REQUEST:
Filter the entries and keep only the lines where the string "第二年按照庄园主的想法则面积变为" appears.

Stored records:
- - - -

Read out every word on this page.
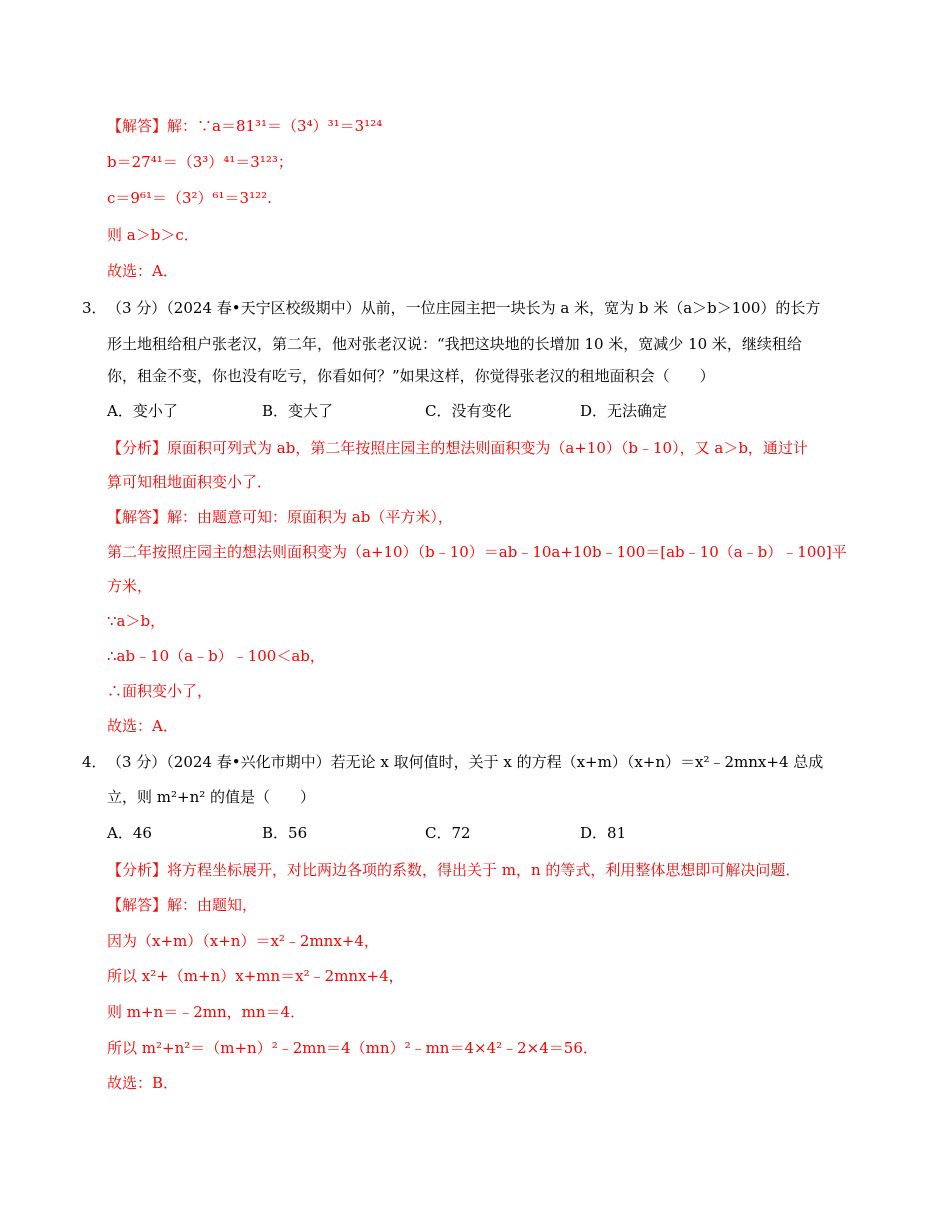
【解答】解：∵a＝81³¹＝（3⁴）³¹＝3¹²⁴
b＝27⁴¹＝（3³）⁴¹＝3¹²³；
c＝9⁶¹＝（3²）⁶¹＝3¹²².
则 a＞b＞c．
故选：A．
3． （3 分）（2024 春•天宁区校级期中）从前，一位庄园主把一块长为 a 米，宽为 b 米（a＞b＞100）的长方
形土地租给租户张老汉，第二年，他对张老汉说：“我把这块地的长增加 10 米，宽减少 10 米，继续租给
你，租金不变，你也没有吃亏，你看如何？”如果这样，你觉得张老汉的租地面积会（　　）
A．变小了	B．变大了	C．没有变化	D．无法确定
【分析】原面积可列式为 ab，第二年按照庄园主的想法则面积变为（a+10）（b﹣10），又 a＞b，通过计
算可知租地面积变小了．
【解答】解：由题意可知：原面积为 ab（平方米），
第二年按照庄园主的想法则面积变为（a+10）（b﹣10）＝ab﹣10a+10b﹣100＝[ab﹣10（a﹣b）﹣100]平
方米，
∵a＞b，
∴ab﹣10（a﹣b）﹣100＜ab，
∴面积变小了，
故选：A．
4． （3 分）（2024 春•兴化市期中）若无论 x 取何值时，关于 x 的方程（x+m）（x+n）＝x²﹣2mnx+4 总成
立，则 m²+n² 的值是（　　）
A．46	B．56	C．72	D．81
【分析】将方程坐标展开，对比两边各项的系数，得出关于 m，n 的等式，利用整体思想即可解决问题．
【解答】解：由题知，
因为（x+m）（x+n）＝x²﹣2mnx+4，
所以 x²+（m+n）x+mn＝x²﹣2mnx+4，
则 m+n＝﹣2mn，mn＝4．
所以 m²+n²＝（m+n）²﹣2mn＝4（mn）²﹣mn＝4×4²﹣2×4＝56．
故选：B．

- - - -

RESULT FOR THIS EXERCISE:
【分析】原面积可列式为 ab，第二年按照庄园主的想法则面积变为（a+10）（b﹣10），又 a＞b，通过计
第二年按照庄园主的想法则面积变为（a+10）（b﹣10）＝ab﹣10a+10b﹣100＝[ab﹣10（a﹣b）﹣100]平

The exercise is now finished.